--- Exercise ---
Below is some material; set it all down exactly, apart from the pictures.

--- Material provided ---
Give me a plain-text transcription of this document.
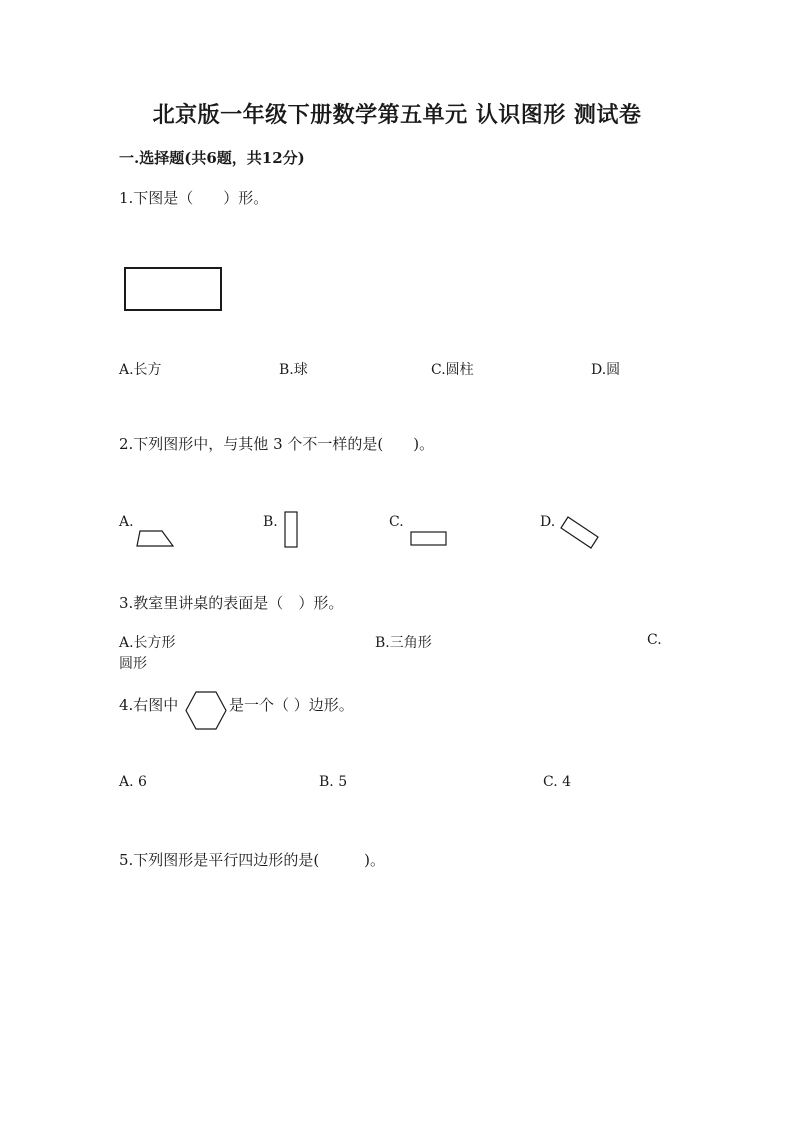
北京版一年级下册数学第五单元 认识图形 测试卷
一.选择题(共6题，共12分)
1.下图是（　　）形。
A.长方	B.球	C.圆柱	D.圆
2.下列图形中，与其他 3 个不一样的是(　　)。
A.	B.	C.	D.
3.教室里讲桌的表面是（　）形。
A.长方形	B.三角形	C.
圆形
4.右图中	是一个（ ）边形。
A. 6	B. 5	C. 4
5.下列图形是平行四边形的是(　　　)。
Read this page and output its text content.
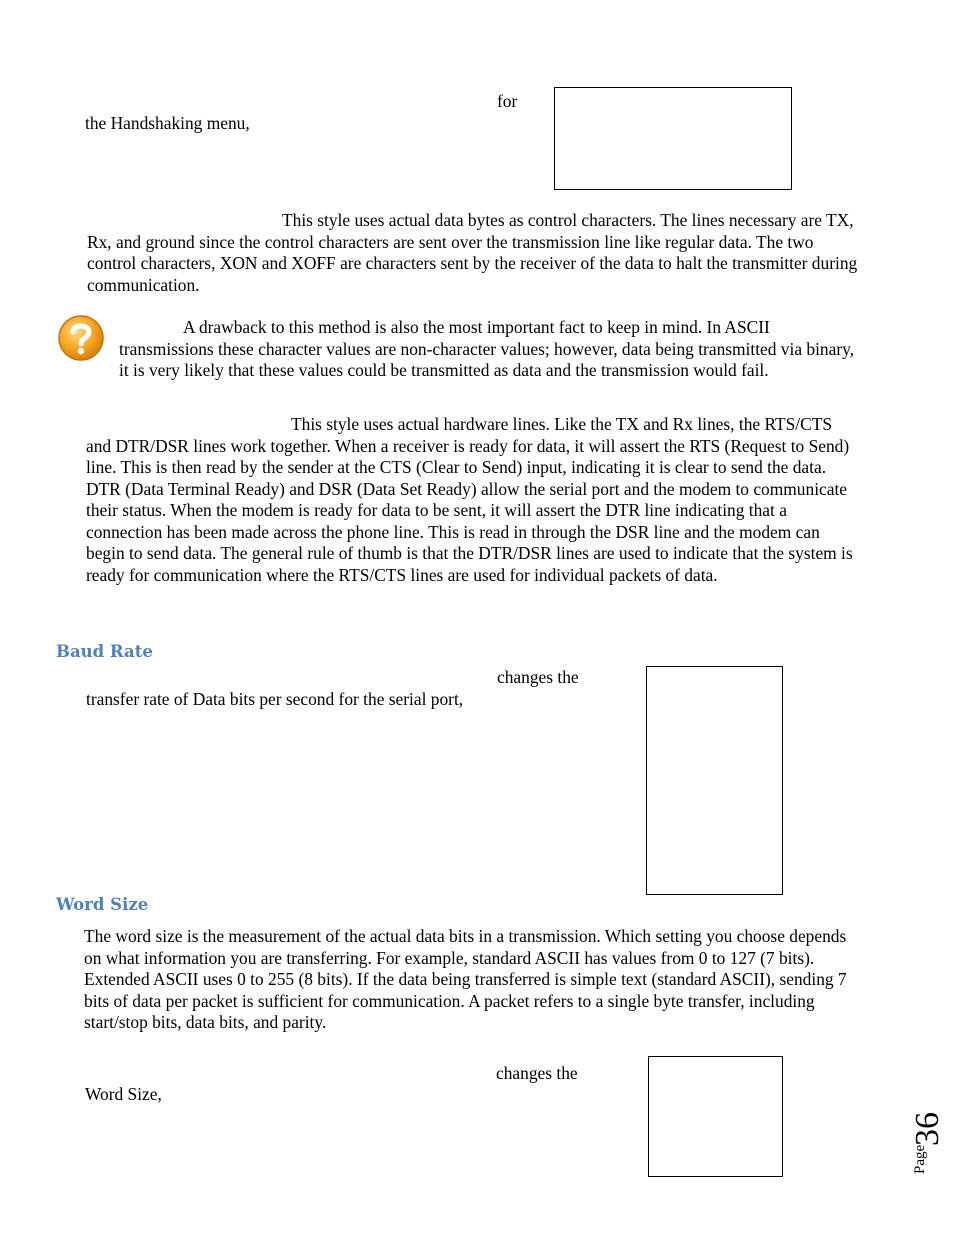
for
the Handshaking menu,
This style uses actual data bytes as control characters. The lines necessary are TX, Rx, and ground since the control characters are sent over the transmission line like regular data. The two control characters, XON and XOFF are characters sent by the receiver of the data to halt the transmitter during communication.
A drawback to this method is also the most important fact to keep in mind. In ASCII transmissions these character values are non-character values; however, data being transmitted via binary, it is very likely that these values could be transmitted as data and the transmission would fail.
This style uses actual hardware lines. Like the TX and Rx lines, the RTS/CTS and DTR/DSR lines work together. When a receiver is ready for data, it will assert the RTS (Request to Send) line. This is then read by the sender at the CTS (Clear to Send) input, indicating it is clear to send the data. DTR (Data Terminal Ready) and DSR (Data Set Ready) allow the serial port and the modem to communicate their status. When the modem is ready for data to be sent, it will assert the DTR line indicating that a connection has been made across the phone line. This is read in through the DSR line and the modem can begin to send data. The general rule of thumb is that the DTR/DSR lines are used to indicate that the system is ready for communication where the RTS/CTS lines are used for individual packets of data.
Baud Rate
changes the
transfer rate of Data bits per second for the serial port,
Word Size
The word size is the measurement of the actual data bits in a transmission. Which setting you choose depends on what information you are transferring. For example, standard ASCII has values from 0 to 127 (7 bits). Extended ASCII uses 0 to 255 (8 bits). If the data being transferred is simple text (standard ASCII), sending 7 bits of data per packet is sufficient for communication. A packet refers to a single byte transfer, including start/stop bits, data bits, and parity.
changes the
Word Size,
Page
36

--- Full response ---
Give me a plain-text transcription of this document.
北京版一年级下册数学第五单元 认识图形 测试卷
一.选择题(共6题，共12分)
1.下图是（　　）形。
A.长方	B.球	C.圆柱	D.圆
2.下列图形中，与其他 3 个不一样的是(　　)。
A.	B.	C.	D.
3.教室里讲桌的表面是（　）形。
A.长方形	B.三角形	C.
圆形
4.右图中	是一个（ ）边形。
A. 6	B. 5	C. 4
5.下列图形是平行四边形的是(　　　)。
Read this page and output its text content.
for
the Handshaking menu,
This style uses actual data bytes as control characters. The lines necessary are TX, Rx, and ground since the control characters are sent over the transmission line like regular data. The two control characters, XON and XOFF are characters sent by the receiver of the data to halt the transmitter during communication.
A drawback to this method is also the most important fact to keep in mind. In ASCII transmissions these character values are non-character values; however, data being transmitted via binary, it is very likely that these values could be transmitted as data and the transmission would fail.
This style uses actual hardware lines. Like the TX and Rx lines, the RTS/CTS and DTR/DSR lines work together. When a receiver is ready for data, it will assert the RTS (Request to Send) line. This is then read by the sender at the CTS (Clear to Send) input, indicating it is clear to send the data. DTR (Data Terminal Ready) and DSR (Data Set Ready) allow the serial port and the modem to communicate their status. When the modem is ready for data to be sent, it will assert the DTR line indicating that a connection has been made across the phone line. This is read in through the DSR line and the modem can begin to send data. The general rule of thumb is that the DTR/DSR lines are used to indicate that the system is ready for communication where the RTS/CTS lines are used for individual packets of data.
Baud Rate
changes the
transfer rate of Data bits per second for the serial port,
Word Size
The word size is the measurement of the actual data bits in a transmission. Which setting you choose depends on what information you are transferring. For example, standard ASCII has values from 0 to 127 (7 bits). Extended ASCII uses 0 to 255 (8 bits). If the data being transferred is simple text (standard ASCII), sending 7 bits of data per packet is sufficient for communication. A packet refers to a single byte transfer, including start/stop bits, data bits, and parity.
changes the
Word Size,
Page
36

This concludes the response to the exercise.